___ Supplied data ___

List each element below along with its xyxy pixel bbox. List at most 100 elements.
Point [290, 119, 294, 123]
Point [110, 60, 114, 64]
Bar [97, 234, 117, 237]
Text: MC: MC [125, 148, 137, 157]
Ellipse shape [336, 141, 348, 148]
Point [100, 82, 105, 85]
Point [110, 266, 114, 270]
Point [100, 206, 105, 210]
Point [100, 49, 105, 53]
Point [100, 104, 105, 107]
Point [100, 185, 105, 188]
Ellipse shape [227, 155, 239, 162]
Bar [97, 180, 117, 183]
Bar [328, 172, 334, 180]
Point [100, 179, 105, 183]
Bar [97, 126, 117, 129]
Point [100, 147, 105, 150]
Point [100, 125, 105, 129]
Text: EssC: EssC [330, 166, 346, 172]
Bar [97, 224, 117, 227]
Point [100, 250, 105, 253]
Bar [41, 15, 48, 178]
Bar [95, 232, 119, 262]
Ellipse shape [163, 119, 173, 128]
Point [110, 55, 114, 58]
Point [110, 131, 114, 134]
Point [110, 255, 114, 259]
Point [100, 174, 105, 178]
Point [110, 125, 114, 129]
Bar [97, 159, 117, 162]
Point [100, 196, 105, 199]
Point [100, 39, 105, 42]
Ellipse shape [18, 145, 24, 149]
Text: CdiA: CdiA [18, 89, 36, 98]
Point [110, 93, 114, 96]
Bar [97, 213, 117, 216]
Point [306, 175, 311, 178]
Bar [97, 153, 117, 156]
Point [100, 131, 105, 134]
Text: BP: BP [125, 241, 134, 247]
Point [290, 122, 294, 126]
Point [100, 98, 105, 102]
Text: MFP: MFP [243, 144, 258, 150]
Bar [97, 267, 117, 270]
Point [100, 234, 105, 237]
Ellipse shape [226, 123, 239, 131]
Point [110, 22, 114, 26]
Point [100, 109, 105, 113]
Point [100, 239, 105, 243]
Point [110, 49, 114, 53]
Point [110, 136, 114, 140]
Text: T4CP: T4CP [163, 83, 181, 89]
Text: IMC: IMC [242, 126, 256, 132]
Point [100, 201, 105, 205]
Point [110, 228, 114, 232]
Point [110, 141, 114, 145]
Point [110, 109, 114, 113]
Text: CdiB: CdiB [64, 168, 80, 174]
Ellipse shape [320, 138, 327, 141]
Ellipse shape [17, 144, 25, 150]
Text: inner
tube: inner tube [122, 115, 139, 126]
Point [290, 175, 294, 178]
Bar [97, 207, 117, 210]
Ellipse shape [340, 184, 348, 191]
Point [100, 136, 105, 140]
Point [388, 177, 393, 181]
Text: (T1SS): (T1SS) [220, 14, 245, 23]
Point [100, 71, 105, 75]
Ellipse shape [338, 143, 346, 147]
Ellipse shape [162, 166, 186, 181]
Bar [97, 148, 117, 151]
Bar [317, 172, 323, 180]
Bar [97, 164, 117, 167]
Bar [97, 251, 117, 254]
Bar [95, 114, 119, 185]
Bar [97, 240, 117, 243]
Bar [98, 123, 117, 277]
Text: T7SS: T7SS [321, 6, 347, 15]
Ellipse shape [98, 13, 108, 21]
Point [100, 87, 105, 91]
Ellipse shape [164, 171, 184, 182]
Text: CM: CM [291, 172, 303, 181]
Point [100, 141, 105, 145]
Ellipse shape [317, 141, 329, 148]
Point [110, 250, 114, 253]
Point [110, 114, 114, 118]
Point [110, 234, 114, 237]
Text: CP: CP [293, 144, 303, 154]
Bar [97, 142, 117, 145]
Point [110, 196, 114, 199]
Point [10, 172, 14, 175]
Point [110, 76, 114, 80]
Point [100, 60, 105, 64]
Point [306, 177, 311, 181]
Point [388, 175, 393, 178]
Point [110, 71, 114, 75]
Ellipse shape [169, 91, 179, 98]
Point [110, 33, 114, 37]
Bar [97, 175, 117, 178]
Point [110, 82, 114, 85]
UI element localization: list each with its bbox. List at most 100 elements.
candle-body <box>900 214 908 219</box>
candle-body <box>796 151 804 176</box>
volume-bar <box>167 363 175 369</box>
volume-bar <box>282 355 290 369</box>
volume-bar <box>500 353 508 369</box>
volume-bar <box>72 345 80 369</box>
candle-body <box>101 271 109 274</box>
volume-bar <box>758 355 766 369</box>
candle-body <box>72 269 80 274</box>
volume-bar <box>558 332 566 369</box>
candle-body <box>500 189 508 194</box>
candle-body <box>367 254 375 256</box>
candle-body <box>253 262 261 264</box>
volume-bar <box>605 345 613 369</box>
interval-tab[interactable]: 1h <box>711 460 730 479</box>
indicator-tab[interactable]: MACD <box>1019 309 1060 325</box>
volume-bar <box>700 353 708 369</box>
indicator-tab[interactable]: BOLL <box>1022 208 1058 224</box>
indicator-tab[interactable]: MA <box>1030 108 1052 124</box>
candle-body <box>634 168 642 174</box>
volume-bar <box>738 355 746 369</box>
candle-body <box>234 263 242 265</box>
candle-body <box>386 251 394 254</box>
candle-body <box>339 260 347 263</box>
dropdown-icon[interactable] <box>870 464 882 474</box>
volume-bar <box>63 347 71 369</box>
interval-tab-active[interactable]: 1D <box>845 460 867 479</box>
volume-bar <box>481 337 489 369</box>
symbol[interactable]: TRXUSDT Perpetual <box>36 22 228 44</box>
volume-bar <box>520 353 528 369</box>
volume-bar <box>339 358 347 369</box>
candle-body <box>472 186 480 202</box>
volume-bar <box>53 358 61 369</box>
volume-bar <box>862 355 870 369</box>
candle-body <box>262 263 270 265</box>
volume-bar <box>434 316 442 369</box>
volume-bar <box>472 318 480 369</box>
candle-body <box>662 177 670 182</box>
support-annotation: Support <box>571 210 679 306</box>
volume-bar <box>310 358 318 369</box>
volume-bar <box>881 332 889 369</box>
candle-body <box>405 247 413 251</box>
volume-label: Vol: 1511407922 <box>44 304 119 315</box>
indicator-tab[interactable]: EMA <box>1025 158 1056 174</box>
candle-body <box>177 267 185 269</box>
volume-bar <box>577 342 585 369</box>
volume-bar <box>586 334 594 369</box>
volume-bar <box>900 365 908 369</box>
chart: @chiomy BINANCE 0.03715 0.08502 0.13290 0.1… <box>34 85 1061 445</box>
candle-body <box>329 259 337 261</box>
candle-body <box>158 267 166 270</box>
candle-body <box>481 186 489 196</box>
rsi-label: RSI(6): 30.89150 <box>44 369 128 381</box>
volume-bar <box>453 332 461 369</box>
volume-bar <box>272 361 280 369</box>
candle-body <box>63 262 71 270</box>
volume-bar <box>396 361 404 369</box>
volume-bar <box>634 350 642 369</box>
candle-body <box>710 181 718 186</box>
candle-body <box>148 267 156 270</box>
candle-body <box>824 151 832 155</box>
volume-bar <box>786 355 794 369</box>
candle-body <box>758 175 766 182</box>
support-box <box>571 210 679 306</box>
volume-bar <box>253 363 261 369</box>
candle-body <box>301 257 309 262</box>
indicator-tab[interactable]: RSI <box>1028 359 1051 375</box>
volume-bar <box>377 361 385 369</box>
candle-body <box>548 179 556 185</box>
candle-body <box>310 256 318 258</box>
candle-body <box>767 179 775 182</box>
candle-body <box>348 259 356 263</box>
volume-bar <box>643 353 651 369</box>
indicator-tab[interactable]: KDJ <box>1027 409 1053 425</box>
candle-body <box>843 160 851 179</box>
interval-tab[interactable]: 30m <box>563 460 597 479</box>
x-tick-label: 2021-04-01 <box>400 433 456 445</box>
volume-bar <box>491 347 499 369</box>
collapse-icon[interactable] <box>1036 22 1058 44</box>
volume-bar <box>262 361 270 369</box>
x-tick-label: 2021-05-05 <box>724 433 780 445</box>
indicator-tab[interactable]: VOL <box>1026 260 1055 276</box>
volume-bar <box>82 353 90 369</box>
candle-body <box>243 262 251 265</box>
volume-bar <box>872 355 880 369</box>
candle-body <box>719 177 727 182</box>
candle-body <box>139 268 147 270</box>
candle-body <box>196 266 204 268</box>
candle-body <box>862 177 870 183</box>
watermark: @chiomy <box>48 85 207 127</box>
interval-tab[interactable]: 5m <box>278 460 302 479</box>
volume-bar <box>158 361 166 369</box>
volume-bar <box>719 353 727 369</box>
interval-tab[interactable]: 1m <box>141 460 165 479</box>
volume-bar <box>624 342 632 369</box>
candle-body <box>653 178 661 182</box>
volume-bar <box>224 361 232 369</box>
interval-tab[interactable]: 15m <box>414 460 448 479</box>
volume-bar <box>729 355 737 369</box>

___

*Aim*. From the start of the records through the line containing "Bar [95, 232, 119, 262]", rewrite the lines with "Ellipse shape" changed to "Oval shape" and nothing else altered.

*Worked solution*.
List each element below along with its xyxy pixel bbox. List at most 100 elements.
Point [290, 119, 294, 123]
Point [110, 60, 114, 64]
Bar [97, 234, 117, 237]
Text: MC: MC [125, 148, 137, 157]
Oval shape [336, 141, 348, 148]
Point [100, 82, 105, 85]
Point [110, 266, 114, 270]
Point [100, 206, 105, 210]
Point [100, 49, 105, 53]
Point [100, 104, 105, 107]
Point [100, 185, 105, 188]
Oval shape [227, 155, 239, 162]
Bar [97, 180, 117, 183]
Bar [328, 172, 334, 180]
Point [100, 179, 105, 183]
Bar [97, 126, 117, 129]
Point [100, 147, 105, 150]
Point [100, 125, 105, 129]
Text: EssC: EssC [330, 166, 346, 172]
Bar [97, 224, 117, 227]
Point [100, 250, 105, 253]
Bar [41, 15, 48, 178]
Bar [95, 232, 119, 262]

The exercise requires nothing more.